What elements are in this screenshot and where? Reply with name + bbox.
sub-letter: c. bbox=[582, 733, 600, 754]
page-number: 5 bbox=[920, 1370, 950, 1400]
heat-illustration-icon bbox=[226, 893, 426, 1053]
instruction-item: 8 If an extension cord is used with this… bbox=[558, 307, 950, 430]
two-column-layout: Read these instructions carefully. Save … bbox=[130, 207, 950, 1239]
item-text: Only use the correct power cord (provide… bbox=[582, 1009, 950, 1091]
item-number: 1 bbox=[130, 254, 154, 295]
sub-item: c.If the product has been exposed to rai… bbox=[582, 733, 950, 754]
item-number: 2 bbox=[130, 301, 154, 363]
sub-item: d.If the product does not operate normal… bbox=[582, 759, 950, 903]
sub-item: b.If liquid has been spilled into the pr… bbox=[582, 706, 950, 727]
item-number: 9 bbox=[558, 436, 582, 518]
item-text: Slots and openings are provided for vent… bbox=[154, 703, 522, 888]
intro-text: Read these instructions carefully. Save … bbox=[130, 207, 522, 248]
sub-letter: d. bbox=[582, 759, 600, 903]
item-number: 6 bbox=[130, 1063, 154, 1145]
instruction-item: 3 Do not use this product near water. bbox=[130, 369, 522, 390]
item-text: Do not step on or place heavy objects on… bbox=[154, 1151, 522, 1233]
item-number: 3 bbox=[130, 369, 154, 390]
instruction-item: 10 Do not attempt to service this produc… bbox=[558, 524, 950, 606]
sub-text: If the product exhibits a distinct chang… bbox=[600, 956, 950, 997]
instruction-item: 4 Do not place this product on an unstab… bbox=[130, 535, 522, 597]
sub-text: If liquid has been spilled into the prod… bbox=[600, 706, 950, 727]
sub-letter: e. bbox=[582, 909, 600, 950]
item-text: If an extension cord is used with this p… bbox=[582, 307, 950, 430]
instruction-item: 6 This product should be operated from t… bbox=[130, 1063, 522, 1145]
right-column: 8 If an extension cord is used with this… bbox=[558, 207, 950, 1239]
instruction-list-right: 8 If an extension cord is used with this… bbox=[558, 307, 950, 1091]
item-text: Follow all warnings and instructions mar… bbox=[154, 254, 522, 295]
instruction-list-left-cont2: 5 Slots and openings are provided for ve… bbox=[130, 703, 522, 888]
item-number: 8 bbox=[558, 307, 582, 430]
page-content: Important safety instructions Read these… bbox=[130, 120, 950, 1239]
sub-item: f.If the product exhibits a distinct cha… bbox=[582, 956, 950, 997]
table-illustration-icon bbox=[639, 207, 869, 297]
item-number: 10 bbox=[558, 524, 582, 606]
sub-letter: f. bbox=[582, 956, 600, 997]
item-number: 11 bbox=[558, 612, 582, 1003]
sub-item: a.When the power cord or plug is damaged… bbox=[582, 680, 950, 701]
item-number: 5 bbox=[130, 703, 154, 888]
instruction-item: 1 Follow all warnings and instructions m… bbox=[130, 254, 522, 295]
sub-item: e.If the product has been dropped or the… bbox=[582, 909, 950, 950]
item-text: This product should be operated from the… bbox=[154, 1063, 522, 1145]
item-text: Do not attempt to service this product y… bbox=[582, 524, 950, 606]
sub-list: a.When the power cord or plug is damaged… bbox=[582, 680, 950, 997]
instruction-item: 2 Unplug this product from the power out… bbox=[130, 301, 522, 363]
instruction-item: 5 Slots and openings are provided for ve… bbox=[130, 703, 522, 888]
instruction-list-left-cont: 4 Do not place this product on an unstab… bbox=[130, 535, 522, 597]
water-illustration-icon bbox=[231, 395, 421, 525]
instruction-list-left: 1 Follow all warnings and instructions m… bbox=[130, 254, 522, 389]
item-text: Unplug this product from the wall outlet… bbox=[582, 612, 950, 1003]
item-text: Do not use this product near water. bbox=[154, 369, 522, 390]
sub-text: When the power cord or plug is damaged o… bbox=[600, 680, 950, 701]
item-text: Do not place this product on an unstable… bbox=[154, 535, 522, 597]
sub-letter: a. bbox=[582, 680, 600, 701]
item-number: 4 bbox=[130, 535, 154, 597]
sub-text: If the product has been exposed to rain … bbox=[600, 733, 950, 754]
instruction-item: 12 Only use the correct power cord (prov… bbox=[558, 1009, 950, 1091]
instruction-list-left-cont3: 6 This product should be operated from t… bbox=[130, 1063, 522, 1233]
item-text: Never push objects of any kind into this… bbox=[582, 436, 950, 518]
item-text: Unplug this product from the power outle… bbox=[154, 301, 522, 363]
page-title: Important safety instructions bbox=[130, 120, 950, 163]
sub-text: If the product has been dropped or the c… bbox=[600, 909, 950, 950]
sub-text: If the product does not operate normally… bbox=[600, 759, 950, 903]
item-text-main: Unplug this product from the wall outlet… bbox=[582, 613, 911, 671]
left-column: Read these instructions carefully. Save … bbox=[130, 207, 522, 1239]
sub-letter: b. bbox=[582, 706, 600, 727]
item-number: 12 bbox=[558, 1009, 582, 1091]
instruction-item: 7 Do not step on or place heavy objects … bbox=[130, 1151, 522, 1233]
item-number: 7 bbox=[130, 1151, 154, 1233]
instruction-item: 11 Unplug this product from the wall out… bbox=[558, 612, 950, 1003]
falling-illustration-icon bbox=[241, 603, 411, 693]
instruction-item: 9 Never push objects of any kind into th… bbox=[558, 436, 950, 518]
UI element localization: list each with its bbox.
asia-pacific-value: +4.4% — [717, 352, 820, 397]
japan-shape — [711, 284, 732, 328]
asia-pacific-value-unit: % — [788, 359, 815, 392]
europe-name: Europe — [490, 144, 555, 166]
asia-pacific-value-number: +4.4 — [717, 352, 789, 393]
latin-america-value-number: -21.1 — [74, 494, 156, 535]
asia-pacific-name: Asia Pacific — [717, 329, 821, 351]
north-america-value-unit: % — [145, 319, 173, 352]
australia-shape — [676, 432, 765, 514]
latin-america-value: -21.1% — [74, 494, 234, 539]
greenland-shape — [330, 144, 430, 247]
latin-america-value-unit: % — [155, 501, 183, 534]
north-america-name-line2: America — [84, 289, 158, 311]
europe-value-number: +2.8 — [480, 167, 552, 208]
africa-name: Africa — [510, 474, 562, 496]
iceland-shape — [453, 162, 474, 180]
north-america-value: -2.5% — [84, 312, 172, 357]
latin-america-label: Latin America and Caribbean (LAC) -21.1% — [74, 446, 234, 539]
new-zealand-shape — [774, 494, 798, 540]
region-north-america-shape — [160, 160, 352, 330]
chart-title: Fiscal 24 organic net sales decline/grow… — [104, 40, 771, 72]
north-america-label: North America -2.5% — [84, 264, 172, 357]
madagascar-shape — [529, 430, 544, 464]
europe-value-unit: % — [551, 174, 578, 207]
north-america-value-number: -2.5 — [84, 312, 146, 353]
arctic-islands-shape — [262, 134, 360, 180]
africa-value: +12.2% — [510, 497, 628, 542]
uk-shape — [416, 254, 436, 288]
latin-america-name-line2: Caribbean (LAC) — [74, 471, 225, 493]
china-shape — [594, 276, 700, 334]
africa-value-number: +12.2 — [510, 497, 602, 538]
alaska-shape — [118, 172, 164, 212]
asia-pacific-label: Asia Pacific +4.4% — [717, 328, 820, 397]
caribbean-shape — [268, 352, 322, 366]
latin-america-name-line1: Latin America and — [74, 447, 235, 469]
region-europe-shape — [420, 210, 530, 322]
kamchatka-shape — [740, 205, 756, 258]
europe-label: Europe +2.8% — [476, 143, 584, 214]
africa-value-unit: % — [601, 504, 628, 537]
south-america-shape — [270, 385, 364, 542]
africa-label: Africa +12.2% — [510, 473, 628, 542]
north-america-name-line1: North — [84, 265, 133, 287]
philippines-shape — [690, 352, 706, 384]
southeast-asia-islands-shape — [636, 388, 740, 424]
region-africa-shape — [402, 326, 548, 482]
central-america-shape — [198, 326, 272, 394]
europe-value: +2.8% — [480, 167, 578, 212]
____
EXERCISE BRIEF: In the entries from the first line through the one containing "instruction-item: 8 If", change "heat-illustration-icon" to "heat-warning-icon" and write those lines out again with everything else left as it is.

ANSWER TO THE PROBLEM:
What elements are in this screenshot and where? Reply with name + bbox.
sub-letter: c. bbox=[582, 733, 600, 754]
page-number: 5 bbox=[920, 1370, 950, 1400]
heat-warning-icon bbox=[226, 893, 426, 1053]
instruction-item: 8 If an extension cord is used with this… bbox=[558, 307, 950, 430]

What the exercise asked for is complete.